━━━ Input records ━━━
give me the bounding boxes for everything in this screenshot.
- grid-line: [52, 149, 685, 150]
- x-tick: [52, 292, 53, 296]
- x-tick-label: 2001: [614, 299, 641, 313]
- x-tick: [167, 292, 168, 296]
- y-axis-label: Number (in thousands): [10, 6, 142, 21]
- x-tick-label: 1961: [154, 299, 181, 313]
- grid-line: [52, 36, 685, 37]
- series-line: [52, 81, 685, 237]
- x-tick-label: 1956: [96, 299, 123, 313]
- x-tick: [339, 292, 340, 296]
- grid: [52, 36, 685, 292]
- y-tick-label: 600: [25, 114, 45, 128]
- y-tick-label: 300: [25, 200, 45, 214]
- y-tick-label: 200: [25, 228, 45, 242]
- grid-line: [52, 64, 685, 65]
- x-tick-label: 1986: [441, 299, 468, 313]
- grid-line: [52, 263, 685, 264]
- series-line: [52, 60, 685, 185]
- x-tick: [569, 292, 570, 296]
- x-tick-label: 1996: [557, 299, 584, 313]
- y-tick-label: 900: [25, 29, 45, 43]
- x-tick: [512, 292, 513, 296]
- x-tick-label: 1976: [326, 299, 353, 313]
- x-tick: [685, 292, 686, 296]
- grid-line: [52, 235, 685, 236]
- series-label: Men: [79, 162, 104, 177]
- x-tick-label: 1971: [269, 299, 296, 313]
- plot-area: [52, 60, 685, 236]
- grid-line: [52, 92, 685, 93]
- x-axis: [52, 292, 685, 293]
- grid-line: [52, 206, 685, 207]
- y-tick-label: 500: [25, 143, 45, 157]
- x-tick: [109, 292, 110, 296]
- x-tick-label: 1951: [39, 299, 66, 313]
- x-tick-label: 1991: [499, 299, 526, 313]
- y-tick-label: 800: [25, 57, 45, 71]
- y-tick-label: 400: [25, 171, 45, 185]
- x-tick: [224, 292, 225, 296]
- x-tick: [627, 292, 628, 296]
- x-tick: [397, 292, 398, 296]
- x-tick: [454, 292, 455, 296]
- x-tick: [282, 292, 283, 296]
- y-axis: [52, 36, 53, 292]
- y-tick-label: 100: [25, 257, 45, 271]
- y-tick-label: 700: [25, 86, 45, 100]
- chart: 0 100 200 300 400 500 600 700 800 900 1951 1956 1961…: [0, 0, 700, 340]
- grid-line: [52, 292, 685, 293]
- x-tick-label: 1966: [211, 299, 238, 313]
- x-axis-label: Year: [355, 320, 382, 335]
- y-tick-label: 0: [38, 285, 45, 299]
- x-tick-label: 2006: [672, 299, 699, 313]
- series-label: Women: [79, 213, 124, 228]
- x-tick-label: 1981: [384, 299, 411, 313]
━━━
Task objective: Rewrite the data above with "Number (in thousands)" changed to "Count (in thousands)" and nothing else altered.

Finished exercise:
give me the bounding boxes for everything in this screenshot.
- grid-line: [52, 149, 685, 150]
- x-tick: [52, 292, 53, 296]
- x-tick-label: 2001: [614, 299, 641, 313]
- x-tick: [167, 292, 168, 296]
- y-axis-label: Count (in thousands): [10, 6, 142, 21]
- x-tick-label: 1961: [154, 299, 181, 313]
- grid-line: [52, 36, 685, 37]
- series-line: [52, 81, 685, 237]
- x-tick-label: 1956: [96, 299, 123, 313]
- x-tick: [339, 292, 340, 296]
- grid: [52, 36, 685, 292]
- y-tick-label: 600: [25, 114, 45, 128]
- y-tick-label: 300: [25, 200, 45, 214]
- y-tick-label: 200: [25, 228, 45, 242]
- grid-line: [52, 64, 685, 65]
- x-tick-label: 1986: [441, 299, 468, 313]
- grid-line: [52, 263, 685, 264]
- series-line: [52, 60, 685, 185]
- x-tick: [569, 292, 570, 296]
- x-tick-label: 1996: [557, 299, 584, 313]
- y-tick-label: 900: [25, 29, 45, 43]
- x-tick: [512, 292, 513, 296]
- x-tick-label: 1976: [326, 299, 353, 313]
- x-tick: [685, 292, 686, 296]
- grid-line: [52, 235, 685, 236]
- series-label: Men: [79, 162, 104, 177]
- x-tick-label: 1971: [269, 299, 296, 313]
- plot-area: [52, 60, 685, 236]
- grid-line: [52, 92, 685, 93]
- x-axis: [52, 292, 685, 293]
- grid-line: [52, 206, 685, 207]
- y-tick-label: 500: [25, 143, 45, 157]
- x-tick: [109, 292, 110, 296]
- x-tick-label: 1951: [39, 299, 66, 313]
- x-tick-label: 1991: [499, 299, 526, 313]
- y-tick-label: 800: [25, 57, 45, 71]
- y-tick-label: 400: [25, 171, 45, 185]
- x-tick: [224, 292, 225, 296]
- x-tick: [627, 292, 628, 296]
- x-tick: [397, 292, 398, 296]
- x-tick: [454, 292, 455, 296]
- x-tick: [282, 292, 283, 296]
- y-axis: [52, 36, 53, 292]
- y-tick-label: 100: [25, 257, 45, 271]
- y-tick-label: 700: [25, 86, 45, 100]
- chart: 0 100 200 300 400 500 600 700 800 900 1951 1956 1961…: [0, 0, 700, 340]
- grid-line: [52, 292, 685, 293]
- x-tick-label: 1966: [211, 299, 238, 313]
- x-axis-label: Year: [355, 320, 382, 335]
- y-tick-label: 0: [38, 285, 45, 299]
- x-tick-label: 2006: [672, 299, 699, 313]
- series-label: Women: [79, 213, 124, 228]
- x-tick-label: 1981: [384, 299, 411, 313]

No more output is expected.